- **Stated exercise**:
Go through each line of the records below and count those with the word "color"; give only the total.

- **Stored dataset items**:
##############################

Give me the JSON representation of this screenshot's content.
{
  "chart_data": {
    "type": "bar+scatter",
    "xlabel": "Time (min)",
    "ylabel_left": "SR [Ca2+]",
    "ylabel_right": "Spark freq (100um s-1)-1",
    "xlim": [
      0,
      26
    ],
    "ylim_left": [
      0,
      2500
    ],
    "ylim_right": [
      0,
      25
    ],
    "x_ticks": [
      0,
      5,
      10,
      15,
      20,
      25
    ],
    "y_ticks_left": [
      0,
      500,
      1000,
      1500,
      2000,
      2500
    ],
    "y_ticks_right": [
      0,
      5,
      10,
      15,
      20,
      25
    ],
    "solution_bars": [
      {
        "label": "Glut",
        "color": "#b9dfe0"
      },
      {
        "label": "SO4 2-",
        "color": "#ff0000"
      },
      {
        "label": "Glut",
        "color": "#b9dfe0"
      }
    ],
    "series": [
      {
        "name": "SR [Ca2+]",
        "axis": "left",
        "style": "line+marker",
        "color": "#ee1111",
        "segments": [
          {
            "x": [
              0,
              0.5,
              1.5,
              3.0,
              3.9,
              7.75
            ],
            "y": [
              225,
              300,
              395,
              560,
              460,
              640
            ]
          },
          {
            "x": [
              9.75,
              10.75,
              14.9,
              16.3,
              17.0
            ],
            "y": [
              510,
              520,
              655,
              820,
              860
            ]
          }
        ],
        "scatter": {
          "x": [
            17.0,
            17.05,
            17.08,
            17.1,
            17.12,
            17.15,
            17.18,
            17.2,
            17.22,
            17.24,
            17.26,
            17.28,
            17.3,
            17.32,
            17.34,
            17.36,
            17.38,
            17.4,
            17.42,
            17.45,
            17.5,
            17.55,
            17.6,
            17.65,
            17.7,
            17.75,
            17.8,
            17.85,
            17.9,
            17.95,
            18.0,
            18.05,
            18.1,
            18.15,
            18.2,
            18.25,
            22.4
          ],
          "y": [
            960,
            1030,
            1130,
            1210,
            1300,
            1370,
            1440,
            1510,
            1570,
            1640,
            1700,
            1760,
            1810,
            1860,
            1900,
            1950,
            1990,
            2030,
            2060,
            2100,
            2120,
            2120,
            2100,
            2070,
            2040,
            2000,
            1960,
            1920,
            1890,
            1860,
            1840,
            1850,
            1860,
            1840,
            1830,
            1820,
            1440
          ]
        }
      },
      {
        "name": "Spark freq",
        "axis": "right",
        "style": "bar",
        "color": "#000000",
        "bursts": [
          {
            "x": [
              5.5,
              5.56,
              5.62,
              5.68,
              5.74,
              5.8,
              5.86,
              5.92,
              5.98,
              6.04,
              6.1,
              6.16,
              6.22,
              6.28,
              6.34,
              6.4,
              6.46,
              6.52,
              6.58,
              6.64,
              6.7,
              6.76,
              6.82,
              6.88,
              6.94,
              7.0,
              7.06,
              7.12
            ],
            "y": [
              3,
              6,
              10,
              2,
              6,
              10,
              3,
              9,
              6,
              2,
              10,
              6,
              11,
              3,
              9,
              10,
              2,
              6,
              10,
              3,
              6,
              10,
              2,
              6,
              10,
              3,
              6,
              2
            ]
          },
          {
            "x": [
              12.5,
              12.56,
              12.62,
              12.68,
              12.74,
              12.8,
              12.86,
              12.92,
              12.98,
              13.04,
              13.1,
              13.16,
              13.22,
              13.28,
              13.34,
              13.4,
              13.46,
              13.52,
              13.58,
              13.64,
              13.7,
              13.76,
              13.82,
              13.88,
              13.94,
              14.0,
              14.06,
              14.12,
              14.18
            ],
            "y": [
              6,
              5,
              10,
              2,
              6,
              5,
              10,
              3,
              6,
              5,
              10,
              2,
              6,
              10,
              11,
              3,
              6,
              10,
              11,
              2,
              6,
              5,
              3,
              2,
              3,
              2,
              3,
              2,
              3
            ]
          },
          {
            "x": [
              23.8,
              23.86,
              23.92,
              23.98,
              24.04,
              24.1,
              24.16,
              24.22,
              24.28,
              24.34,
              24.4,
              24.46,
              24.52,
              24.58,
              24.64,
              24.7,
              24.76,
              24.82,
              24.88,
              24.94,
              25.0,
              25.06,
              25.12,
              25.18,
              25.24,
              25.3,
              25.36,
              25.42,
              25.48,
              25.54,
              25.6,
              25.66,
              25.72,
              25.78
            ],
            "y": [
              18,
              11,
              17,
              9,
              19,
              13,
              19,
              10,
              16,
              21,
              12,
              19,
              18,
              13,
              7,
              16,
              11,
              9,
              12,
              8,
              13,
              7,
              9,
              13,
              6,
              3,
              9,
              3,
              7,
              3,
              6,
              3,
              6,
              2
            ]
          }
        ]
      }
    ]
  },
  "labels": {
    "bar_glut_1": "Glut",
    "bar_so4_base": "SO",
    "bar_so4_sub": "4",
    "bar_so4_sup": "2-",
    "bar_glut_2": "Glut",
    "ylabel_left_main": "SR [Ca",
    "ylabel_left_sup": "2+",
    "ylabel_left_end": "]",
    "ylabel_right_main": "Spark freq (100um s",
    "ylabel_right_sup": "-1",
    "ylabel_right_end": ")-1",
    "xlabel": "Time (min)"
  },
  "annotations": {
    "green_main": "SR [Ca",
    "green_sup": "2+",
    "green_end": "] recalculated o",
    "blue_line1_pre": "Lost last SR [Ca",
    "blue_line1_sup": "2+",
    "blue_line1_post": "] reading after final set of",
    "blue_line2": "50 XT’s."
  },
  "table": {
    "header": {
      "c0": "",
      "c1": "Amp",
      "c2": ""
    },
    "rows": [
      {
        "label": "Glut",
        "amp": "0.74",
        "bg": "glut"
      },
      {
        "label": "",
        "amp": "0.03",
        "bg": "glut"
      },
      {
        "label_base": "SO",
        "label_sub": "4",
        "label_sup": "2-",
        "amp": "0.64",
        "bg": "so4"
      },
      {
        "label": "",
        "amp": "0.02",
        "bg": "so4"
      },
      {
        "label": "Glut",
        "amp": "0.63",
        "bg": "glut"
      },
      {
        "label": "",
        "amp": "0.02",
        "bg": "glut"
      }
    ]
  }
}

##############################

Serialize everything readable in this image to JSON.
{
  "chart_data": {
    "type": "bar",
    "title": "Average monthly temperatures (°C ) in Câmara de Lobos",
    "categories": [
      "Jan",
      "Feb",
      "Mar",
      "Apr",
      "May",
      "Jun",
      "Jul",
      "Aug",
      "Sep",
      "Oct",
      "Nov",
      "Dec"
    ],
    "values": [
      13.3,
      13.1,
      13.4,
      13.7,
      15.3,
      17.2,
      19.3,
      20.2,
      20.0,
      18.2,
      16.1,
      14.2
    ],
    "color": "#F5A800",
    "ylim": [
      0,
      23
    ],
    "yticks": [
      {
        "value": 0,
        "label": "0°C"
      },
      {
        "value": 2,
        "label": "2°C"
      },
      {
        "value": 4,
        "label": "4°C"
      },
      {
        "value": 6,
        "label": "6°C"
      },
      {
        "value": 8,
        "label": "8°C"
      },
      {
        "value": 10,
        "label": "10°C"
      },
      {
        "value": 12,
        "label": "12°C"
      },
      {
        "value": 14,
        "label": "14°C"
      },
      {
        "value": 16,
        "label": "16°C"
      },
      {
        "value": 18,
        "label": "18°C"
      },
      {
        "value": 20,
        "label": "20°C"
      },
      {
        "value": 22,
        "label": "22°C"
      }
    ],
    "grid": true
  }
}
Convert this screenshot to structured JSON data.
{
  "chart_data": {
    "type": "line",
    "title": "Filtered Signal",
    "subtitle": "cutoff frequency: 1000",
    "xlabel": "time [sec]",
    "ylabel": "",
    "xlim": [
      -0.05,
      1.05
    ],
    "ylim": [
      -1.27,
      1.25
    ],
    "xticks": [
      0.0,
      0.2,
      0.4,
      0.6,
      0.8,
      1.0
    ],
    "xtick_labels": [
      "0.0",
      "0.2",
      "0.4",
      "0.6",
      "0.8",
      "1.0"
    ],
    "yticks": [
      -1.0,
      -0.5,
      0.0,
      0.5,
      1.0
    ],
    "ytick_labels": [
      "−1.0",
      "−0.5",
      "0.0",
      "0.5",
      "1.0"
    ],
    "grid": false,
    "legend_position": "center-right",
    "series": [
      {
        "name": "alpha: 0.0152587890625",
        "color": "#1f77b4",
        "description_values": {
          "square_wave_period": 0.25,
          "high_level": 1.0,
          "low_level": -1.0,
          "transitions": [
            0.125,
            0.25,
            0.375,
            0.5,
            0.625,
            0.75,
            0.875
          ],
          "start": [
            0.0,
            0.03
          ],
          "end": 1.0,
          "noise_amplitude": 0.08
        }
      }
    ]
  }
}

##############################

- **Solution to this exercise**:
7